Given records →
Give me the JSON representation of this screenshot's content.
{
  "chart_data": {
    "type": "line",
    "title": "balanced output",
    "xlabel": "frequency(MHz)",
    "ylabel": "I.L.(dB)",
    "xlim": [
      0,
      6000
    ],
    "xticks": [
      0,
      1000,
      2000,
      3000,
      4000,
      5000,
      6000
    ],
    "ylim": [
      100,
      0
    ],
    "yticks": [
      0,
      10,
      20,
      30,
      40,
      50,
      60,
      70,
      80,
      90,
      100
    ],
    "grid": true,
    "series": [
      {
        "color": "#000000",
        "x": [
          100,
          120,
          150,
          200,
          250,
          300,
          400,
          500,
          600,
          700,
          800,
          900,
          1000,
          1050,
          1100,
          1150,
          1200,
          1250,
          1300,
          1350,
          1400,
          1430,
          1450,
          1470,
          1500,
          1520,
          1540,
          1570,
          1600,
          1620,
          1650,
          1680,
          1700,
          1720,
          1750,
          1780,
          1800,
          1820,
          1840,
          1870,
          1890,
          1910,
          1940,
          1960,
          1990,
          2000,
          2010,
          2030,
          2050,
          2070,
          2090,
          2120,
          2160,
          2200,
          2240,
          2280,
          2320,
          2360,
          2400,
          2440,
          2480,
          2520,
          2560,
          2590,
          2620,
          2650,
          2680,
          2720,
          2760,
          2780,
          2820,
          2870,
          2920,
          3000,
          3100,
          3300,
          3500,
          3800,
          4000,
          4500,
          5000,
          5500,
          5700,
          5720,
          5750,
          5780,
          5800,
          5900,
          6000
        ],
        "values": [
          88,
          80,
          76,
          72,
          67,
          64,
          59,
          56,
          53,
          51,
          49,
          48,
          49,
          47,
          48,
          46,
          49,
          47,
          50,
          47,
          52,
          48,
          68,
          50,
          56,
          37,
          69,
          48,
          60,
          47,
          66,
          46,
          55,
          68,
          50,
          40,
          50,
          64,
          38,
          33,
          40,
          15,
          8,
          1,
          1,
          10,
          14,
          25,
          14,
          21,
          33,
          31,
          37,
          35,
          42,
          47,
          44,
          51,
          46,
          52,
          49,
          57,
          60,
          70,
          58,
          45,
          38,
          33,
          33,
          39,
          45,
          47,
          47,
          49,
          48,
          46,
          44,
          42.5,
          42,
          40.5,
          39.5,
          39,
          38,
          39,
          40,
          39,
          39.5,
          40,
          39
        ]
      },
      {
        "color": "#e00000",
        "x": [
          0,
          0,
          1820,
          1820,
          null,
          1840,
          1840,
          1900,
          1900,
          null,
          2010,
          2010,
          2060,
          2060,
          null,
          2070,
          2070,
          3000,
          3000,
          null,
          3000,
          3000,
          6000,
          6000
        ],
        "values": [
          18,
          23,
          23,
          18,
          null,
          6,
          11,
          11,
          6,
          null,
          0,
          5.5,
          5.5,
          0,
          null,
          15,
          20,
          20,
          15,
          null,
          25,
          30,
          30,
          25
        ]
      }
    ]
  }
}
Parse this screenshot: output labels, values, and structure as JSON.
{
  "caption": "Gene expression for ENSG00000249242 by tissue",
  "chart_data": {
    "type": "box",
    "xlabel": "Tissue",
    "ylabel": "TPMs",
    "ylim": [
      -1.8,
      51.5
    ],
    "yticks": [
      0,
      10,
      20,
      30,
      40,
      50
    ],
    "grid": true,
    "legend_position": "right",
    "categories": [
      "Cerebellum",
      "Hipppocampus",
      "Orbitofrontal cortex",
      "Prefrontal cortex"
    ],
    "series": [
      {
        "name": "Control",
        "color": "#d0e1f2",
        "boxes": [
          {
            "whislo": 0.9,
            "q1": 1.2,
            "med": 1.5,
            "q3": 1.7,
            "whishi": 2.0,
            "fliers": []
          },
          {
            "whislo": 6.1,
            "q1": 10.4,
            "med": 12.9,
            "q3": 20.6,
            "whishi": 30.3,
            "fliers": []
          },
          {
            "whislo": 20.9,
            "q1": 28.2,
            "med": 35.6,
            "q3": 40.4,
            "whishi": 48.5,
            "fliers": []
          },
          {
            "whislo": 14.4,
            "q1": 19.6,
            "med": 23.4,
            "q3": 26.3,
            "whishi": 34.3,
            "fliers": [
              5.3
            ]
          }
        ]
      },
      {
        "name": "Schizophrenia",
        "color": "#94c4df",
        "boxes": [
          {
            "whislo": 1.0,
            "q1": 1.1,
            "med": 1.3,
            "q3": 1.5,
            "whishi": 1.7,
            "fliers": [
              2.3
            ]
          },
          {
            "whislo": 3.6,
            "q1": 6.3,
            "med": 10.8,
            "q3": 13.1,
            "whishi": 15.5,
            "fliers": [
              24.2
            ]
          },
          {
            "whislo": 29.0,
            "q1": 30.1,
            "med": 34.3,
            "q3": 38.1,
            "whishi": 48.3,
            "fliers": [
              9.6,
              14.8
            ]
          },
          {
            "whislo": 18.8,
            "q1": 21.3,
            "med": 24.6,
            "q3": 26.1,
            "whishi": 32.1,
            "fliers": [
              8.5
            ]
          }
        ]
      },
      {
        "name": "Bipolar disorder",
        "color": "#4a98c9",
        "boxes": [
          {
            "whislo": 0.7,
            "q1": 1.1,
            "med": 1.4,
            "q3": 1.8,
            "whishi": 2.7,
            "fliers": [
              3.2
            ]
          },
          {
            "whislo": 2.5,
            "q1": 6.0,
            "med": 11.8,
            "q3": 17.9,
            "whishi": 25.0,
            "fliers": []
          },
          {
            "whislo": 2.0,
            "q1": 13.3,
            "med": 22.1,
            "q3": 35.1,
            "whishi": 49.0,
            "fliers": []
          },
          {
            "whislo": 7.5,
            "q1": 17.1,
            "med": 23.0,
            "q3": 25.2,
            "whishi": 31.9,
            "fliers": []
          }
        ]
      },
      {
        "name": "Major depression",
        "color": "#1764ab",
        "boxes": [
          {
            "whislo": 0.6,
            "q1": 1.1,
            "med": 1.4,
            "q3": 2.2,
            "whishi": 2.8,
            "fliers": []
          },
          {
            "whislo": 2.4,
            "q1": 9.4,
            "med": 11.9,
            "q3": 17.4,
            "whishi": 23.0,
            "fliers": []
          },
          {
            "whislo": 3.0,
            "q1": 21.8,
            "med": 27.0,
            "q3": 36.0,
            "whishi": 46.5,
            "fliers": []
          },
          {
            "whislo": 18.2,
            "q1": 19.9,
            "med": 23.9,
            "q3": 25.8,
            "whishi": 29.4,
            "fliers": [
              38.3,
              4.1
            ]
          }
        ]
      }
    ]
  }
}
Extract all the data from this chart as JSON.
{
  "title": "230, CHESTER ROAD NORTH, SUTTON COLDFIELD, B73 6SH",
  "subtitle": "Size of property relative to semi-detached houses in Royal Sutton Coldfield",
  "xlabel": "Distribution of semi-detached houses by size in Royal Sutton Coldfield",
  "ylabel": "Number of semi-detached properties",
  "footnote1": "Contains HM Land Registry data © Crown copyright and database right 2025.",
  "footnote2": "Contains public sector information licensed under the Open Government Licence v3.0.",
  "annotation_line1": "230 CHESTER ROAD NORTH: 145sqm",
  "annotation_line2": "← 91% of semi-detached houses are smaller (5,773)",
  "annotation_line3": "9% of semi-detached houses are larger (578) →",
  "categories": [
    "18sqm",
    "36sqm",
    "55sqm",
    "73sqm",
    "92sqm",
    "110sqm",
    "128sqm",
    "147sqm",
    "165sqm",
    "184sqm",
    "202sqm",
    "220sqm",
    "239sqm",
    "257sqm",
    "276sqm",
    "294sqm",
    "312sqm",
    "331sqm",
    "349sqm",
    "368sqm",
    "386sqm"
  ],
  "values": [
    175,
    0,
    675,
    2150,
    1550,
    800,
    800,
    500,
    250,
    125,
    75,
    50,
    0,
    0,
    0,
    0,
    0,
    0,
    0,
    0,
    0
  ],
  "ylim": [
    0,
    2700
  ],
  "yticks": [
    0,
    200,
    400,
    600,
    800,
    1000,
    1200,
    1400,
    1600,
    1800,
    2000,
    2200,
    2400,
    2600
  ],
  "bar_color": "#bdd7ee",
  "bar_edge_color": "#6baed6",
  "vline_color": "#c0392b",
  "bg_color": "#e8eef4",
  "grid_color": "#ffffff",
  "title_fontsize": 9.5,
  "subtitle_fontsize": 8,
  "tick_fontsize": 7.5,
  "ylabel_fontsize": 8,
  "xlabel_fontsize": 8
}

Work to do →
Look through the entries above; copy each line where the string "semi" appears.

Answer to this problem →
  "subtitle": "Size of property relative to semi-detached houses in Royal Sutton Coldfield",
  "xlabel": "Distribution of semi-detached houses by size in Royal Sutton Coldfield",
  "ylabel": "Number of semi-detached properties",
  "annotation_line2": "← 91% of semi-detached houses are smaller (5,773)",
  "annotation_line3": "9% of semi-detached houses are larger (578) →",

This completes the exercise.